* **What to produce**
Your task is to output the listing word for word, with pictures excluded.
<<<<
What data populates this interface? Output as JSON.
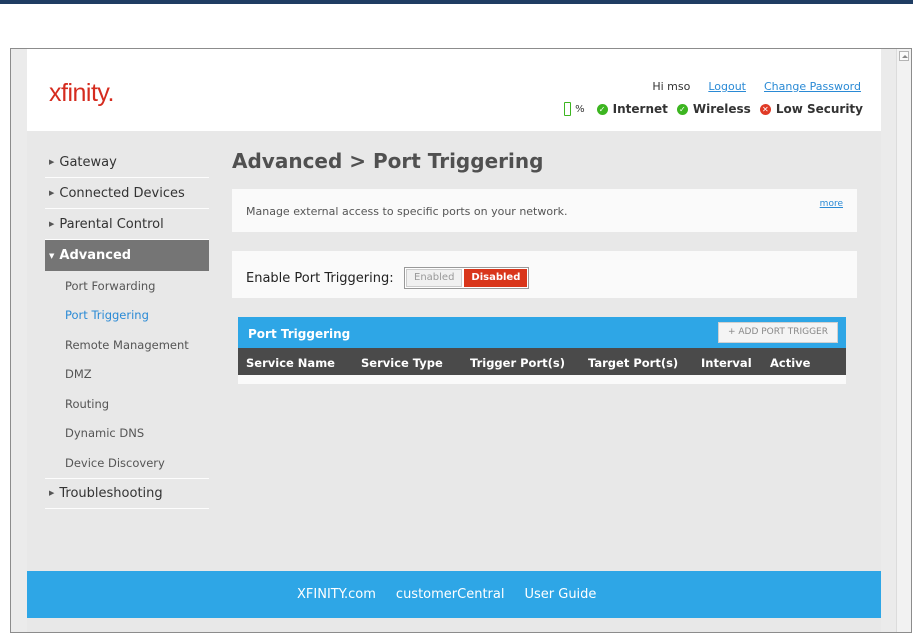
{
  "brand": {
    "logo_text": "xfinity."
  },
  "header": {
    "greeting": "Hi mso",
    "logout": "Logout",
    "change_password": "Change Password",
    "battery_percent": "%",
    "status": {
      "internet": "Internet",
      "wireless": "Wireless",
      "security": "Low Security"
    }
  },
  "sidebar": {
    "items": [
      {
        "label": "Gateway"
      },
      {
        "label": "Connected Devices"
      },
      {
        "label": "Parental Control"
      },
      {
        "label": "Advanced"
      }
    ],
    "sub_items": [
      {
        "label": "Port Forwarding"
      },
      {
        "label": "Port Triggering"
      },
      {
        "label": "Remote Management"
      },
      {
        "label": "DMZ"
      },
      {
        "label": "Routing"
      },
      {
        "label": "Dynamic DNS"
      },
      {
        "label": "Device Discovery"
      }
    ],
    "last_item": {
      "label": "Troubleshooting"
    }
  },
  "main": {
    "title": "Advanced > Port Triggering",
    "description": "Manage external access to specific ports on your network.",
    "more_link": "more",
    "enable_label": "Enable Port Triggering:",
    "toggle_enabled": "Enabled",
    "toggle_disabled": "Disabled",
    "table": {
      "title": "Port Triggering",
      "add_button": "+ ADD PORT TRIGGER",
      "columns": [
        "Service Name",
        "Service Type",
        "Trigger Port(s)",
        "Target Port(s)",
        "Interval",
        "Active"
      ]
    }
  },
  "footer": {
    "links": [
      "XFINITY.com",
      "customerCentral",
      "User Guide"
    ]
  },
  "colors": {
    "accent_blue": "#2ea6e6",
    "brand_red": "#d52b1e",
    "disabled_red": "#d9361b",
    "ok_green": "#3cb520"
  }
}
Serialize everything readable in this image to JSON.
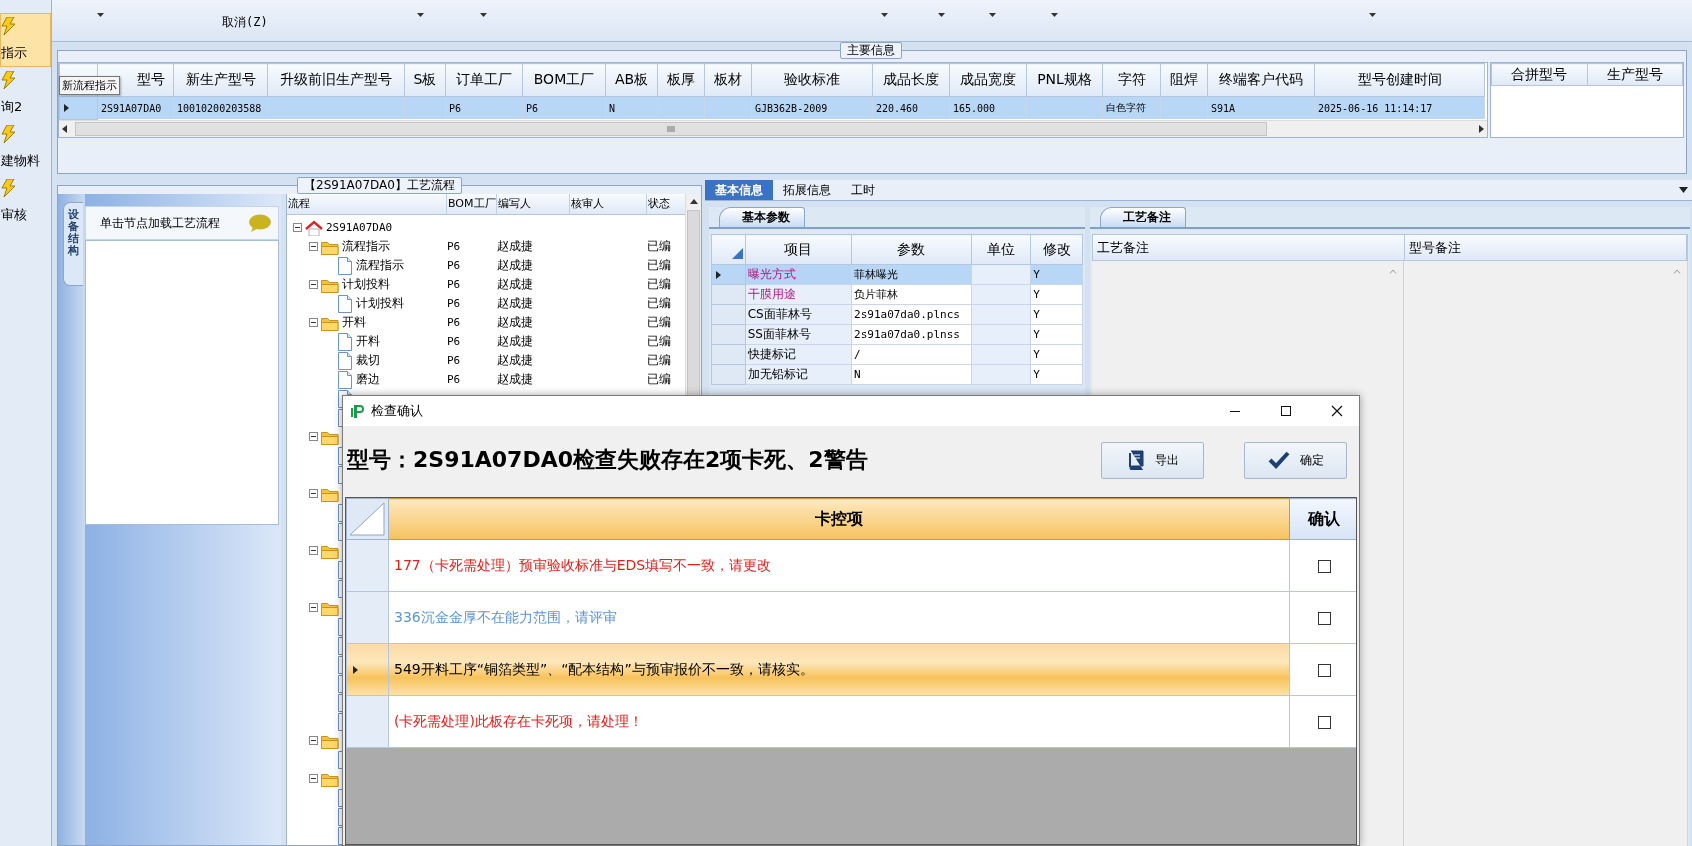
>>>>
* **Completed exercise**
What data populates this interface? Output as JSON.
{
  "brand": {
    "logo_text": "xfinity."
  },
  "header": {
    "greeting": "Hi mso",
    "logout": "Logout",
    "change_password": "Change Password",
    "battery_percent": "%",
    "status": {
      "internet": "Internet",
      "wireless": "Wireless",
      "security": "Low Security"
    }
  },
  "sidebar": {
    "items": [
      {
        "label": "Gateway"
      },
      {
        "label": "Connected Devices"
      },
      {
        "label": "Parental Control"
      },
      {
        "label": "Advanced"
      }
    ],
    "sub_items": [
      {
        "label": "Port Forwarding"
      },
      {
        "label": "Port Triggering"
      },
      {
        "label": "Remote Management"
      },
      {
        "label": "DMZ"
      },
      {
        "label": "Routing"
      },
      {
        "label": "Dynamic DNS"
      },
      {
        "label": "Device Discovery"
      }
    ],
    "last_item": {
      "label": "Troubleshooting"
    }
  },
  "main": {
    "title": "Advanced > Port Triggering",
    "description": "Manage external access to specific ports on your network.",
    "more_link": "more",
    "enable_label": "Enable Port Triggering:",
    "toggle_enabled": "Enabled",
    "toggle_disabled": "Disabled",
    "table": {
      "title": "Port Triggering",
      "add_button": "+ ADD PORT TRIGGER",
      "columns": [
        "Service Name",
        "Service Type",
        "Trigger Port(s)",
        "Target Port(s)",
        "Interval",
        "Active"
      ]
    }
  },
  "footer": {
    "links": [
      "XFINITY.com",
      "customerCentral",
      "User Guide"
    ]
  },
  "colors": {
    "accent_blue": "#2ea6e6",
    "brand_red": "#d52b1e",
    "disabled_red": "#d9361b",
    "ok_green": "#3cb520"
  }
}
Serialize everything readable in this image to JSON.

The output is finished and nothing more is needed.